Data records
▶

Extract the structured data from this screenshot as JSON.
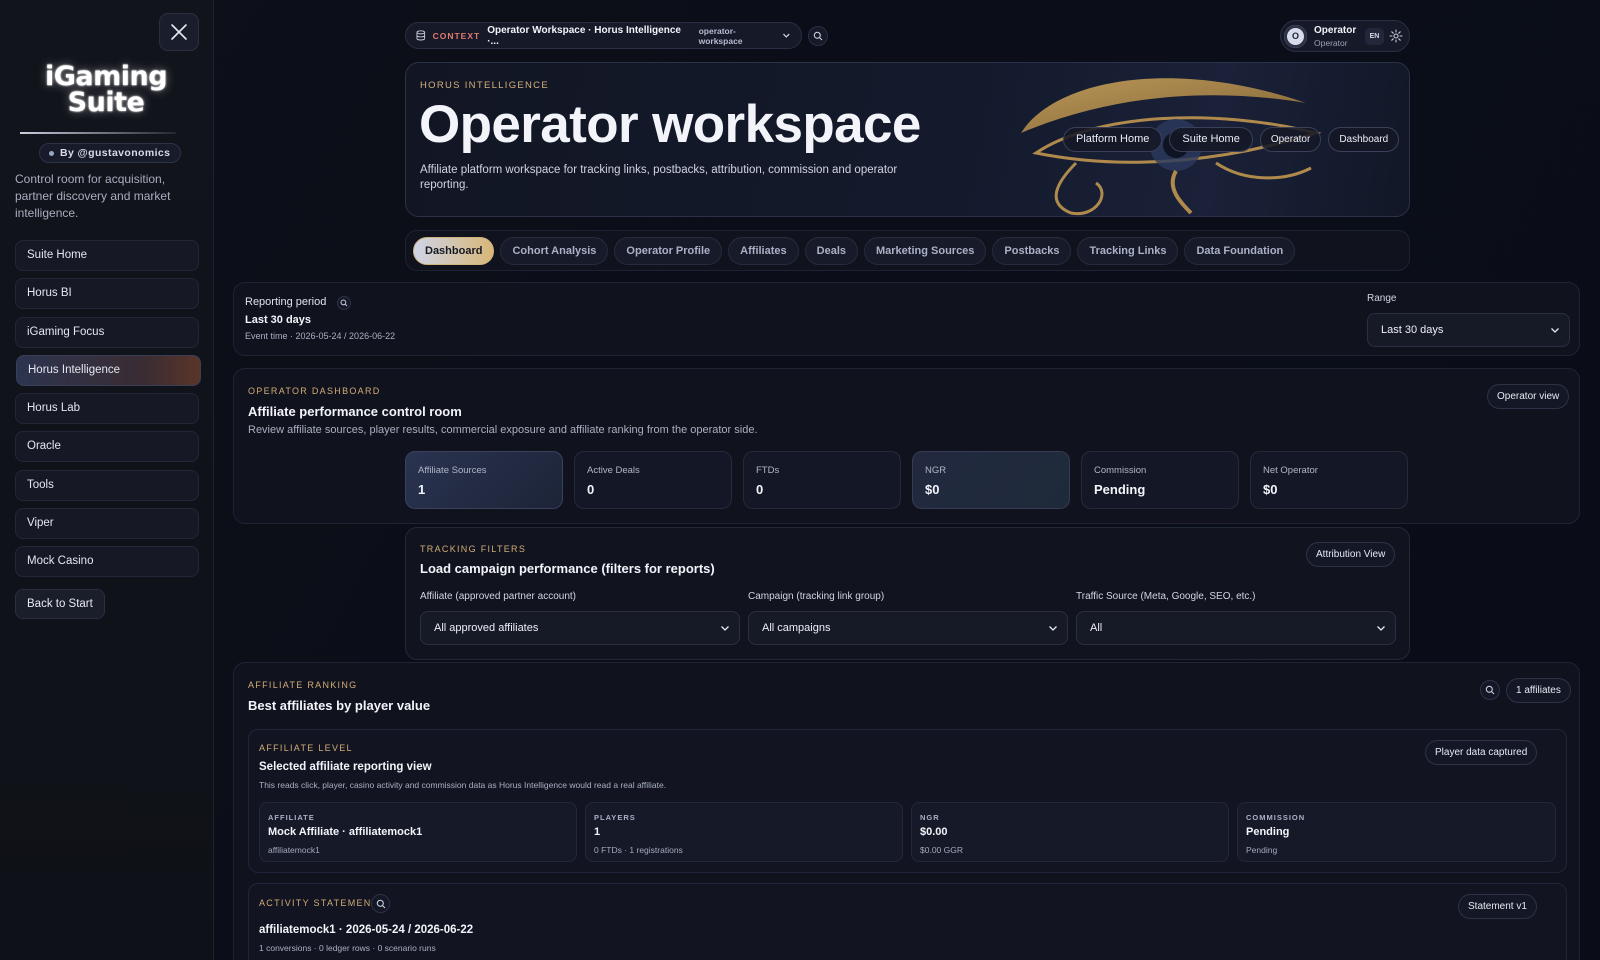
{
  "sidebar": {
    "brand_line1": "iGaming",
    "brand_line2": "Suite",
    "by_label": "By @gustavonomics",
    "tagline": "Control room for acquisition, partner discovery and market intelligence.",
    "items": [
      {
        "label": "Suite Home"
      },
      {
        "label": "Horus BI"
      },
      {
        "label": "iGaming Focus"
      },
      {
        "label": "Horus Intelligence",
        "active": true
      },
      {
        "label": "Horus Lab"
      },
      {
        "label": "Oracle"
      },
      {
        "label": "Tools"
      },
      {
        "label": "Viper"
      },
      {
        "label": "Mock Casino"
      }
    ],
    "back_label": "Back to Start"
  },
  "topbar": {
    "context_label": "CONTEXT",
    "context_title": "Operator Workspace · Horus Intelligence ·...",
    "context_slug": "operator-workspace",
    "user_initial": "O",
    "user_name": "Operator",
    "user_role": "Operator",
    "lang": "EN"
  },
  "hero": {
    "eyebrow": "HORUS INTELLIGENCE",
    "title": "Operator workspace",
    "description": "Affiliate platform workspace for tracking links, postbacks, attribution, commission and operator reporting.",
    "nav": [
      "Platform Home",
      "Suite Home",
      "Operator",
      "Dashboard"
    ]
  },
  "tabs": [
    {
      "label": "Dashboard",
      "active": true
    },
    {
      "label": "Cohort Analysis"
    },
    {
      "label": "Operator Profile"
    },
    {
      "label": "Affiliates"
    },
    {
      "label": "Deals"
    },
    {
      "label": "Marketing Sources"
    },
    {
      "label": "Postbacks"
    },
    {
      "label": "Tracking Links"
    },
    {
      "label": "Data Foundation"
    }
  ],
  "period": {
    "label": "Reporting period",
    "value": "Last 30 days",
    "event_time": "Event time · 2026-05-24 / 2026-06-22",
    "range_label": "Range",
    "range_value": "Last 30 days"
  },
  "dashboard": {
    "eyebrow": "OPERATOR DASHBOARD",
    "title": "Affiliate performance control room",
    "description": "Review affiliate sources, player results, commercial exposure and affiliate ranking from the operator side.",
    "view_button": "Operator view",
    "kpis": [
      {
        "label": "Affiliate Sources",
        "value": "1"
      },
      {
        "label": "Active Deals",
        "value": "0"
      },
      {
        "label": "FTDs",
        "value": "0"
      },
      {
        "label": "NGR",
        "value": "$0"
      },
      {
        "label": "Commission",
        "value": "Pending"
      },
      {
        "label": "Net Operator",
        "value": "$0"
      }
    ]
  },
  "filters": {
    "eyebrow": "TRACKING FILTERS",
    "title": "Load campaign performance (filters for reports)",
    "view_button": "Attribution View",
    "affiliate_label": "Affiliate (approved partner account)",
    "affiliate_value": "All approved affiliates",
    "campaign_label": "Campaign (tracking link group)",
    "campaign_value": "All campaigns",
    "source_label": "Traffic Source (Meta, Google, SEO, etc.)",
    "source_value": "All"
  },
  "ranking": {
    "eyebrow": "AFFILIATE RANKING",
    "title": "Best affiliates by player value",
    "count_badge": "1 affiliates",
    "level": {
      "eyebrow": "AFFILIATE LEVEL",
      "title": "Selected affiliate reporting view",
      "description": "This reads click, player, casino activity and commission data as Horus Intelligence would read a real affiliate.",
      "badge": "Player data captured",
      "cells": [
        {
          "label": "AFFILIATE",
          "value": "Mock Affiliate · affiliatemock1",
          "sub": "affiliatemock1"
        },
        {
          "label": "PLAYERS",
          "value": "1",
          "sub": "0 FTDs · 1 registrations"
        },
        {
          "label": "NGR",
          "value": "$0.00",
          "sub": "$0.00 GGR"
        },
        {
          "label": "COMMISSION",
          "value": "Pending",
          "sub": "Pending"
        }
      ]
    },
    "statement": {
      "eyebrow": "ACTIVITY STATEMENT",
      "badge": "Statement v1",
      "title": "affiliatemock1 · 2026-05-24 / 2026-06-22",
      "sub": "1 conversions · 0 ledger rows · 0 scenario runs"
    }
  }
}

◀

Without the pictures, restate each entry exactly.

● **Problem solution**:
Extract the structured data from this screenshot as JSON.
{
  "sidebar": {
    "brand_line1": "iGaming",
    "brand_line2": "Suite",
    "by_label": "By @gustavonomics",
    "tagline": "Control room for acquisition, partner discovery and market intelligence.",
    "items": [
      {
        "label": "Suite Home"
      },
      {
        "label": "Horus BI"
      },
      {
        "label": "iGaming Focus"
      },
      {
        "label": "Horus Intelligence",
        "active": true
      },
      {
        "label": "Horus Lab"
      },
      {
        "label": "Oracle"
      },
      {
        "label": "Tools"
      },
      {
        "label": "Viper"
      },
      {
        "label": "Mock Casino"
      }
    ],
    "back_label": "Back to Start"
  },
  "topbar": {
    "context_label": "CONTEXT",
    "context_title": "Operator Workspace · Horus Intelligence ·...",
    "context_slug": "operator-workspace",
    "user_initial": "O",
    "user_name": "Operator",
    "user_role": "Operator",
    "lang": "EN"
  },
  "hero": {
    "eyebrow": "HORUS INTELLIGENCE",
    "title": "Operator workspace",
    "description": "Affiliate platform workspace for tracking links, postbacks, attribution, commission and operator reporting.",
    "nav": [
      "Platform Home",
      "Suite Home",
      "Operator",
      "Dashboard"
    ]
  },
  "tabs": [
    {
      "label": "Dashboard",
      "active": true
    },
    {
      "label": "Cohort Analysis"
    },
    {
      "label": "Operator Profile"
    },
    {
      "label": "Affiliates"
    },
    {
      "label": "Deals"
    },
    {
      "label": "Marketing Sources"
    },
    {
      "label": "Postbacks"
    },
    {
      "label": "Tracking Links"
    },
    {
      "label": "Data Foundation"
    }
  ],
  "period": {
    "label": "Reporting period",
    "value": "Last 30 days",
    "event_time": "Event time · 2026-05-24 / 2026-06-22",
    "range_label": "Range",
    "range_value": "Last 30 days"
  },
  "dashboard": {
    "eyebrow": "OPERATOR DASHBOARD",
    "title": "Affiliate performance control room",
    "description": "Review affiliate sources, player results, commercial exposure and affiliate ranking from the operator side.",
    "view_button": "Operator view",
    "kpis": [
      {
        "label": "Affiliate Sources",
        "value": "1"
      },
      {
        "label": "Active Deals",
        "value": "0"
      },
      {
        "label": "FTDs",
        "value": "0"
      },
      {
        "label": "NGR",
        "value": "$0"
      },
      {
        "label": "Commission",
        "value": "Pending"
      },
      {
        "label": "Net Operator",
        "value": "$0"
      }
    ]
  },
  "filters": {
    "eyebrow": "TRACKING FILTERS",
    "title": "Load campaign performance (filters for reports)",
    "view_button": "Attribution View",
    "affiliate_label": "Affiliate (approved partner account)",
    "affiliate_value": "All approved affiliates",
    "campaign_label": "Campaign (tracking link group)",
    "campaign_value": "All campaigns",
    "source_label": "Traffic Source (Meta, Google, SEO, etc.)",
    "source_value": "All"
  },
  "ranking": {
    "eyebrow": "AFFILIATE RANKING",
    "title": "Best affiliates by player value",
    "count_badge": "1 affiliates",
    "level": {
      "eyebrow": "AFFILIATE LEVEL",
      "title": "Selected affiliate reporting view",
      "description": "This reads click, player, casino activity and commission data as Horus Intelligence would read a real affiliate.",
      "badge": "Player data captured",
      "cells": [
        {
          "label": "AFFILIATE",
          "value": "Mock Affiliate · affiliatemock1",
          "sub": "affiliatemock1"
        },
        {
          "label": "PLAYERS",
          "value": "1",
          "sub": "0 FTDs · 1 registrations"
        },
        {
          "label": "NGR",
          "value": "$0.00",
          "sub": "$0.00 GGR"
        },
        {
          "label": "COMMISSION",
          "value": "Pending",
          "sub": "Pending"
        }
      ]
    },
    "statement": {
      "eyebrow": "ACTIVITY STATEMENT",
      "badge": "Statement v1",
      "title": "affiliatemock1 · 2026-05-24 / 2026-06-22",
      "sub": "1 conversions · 0 ledger rows · 0 scenario runs"
    }
  }
}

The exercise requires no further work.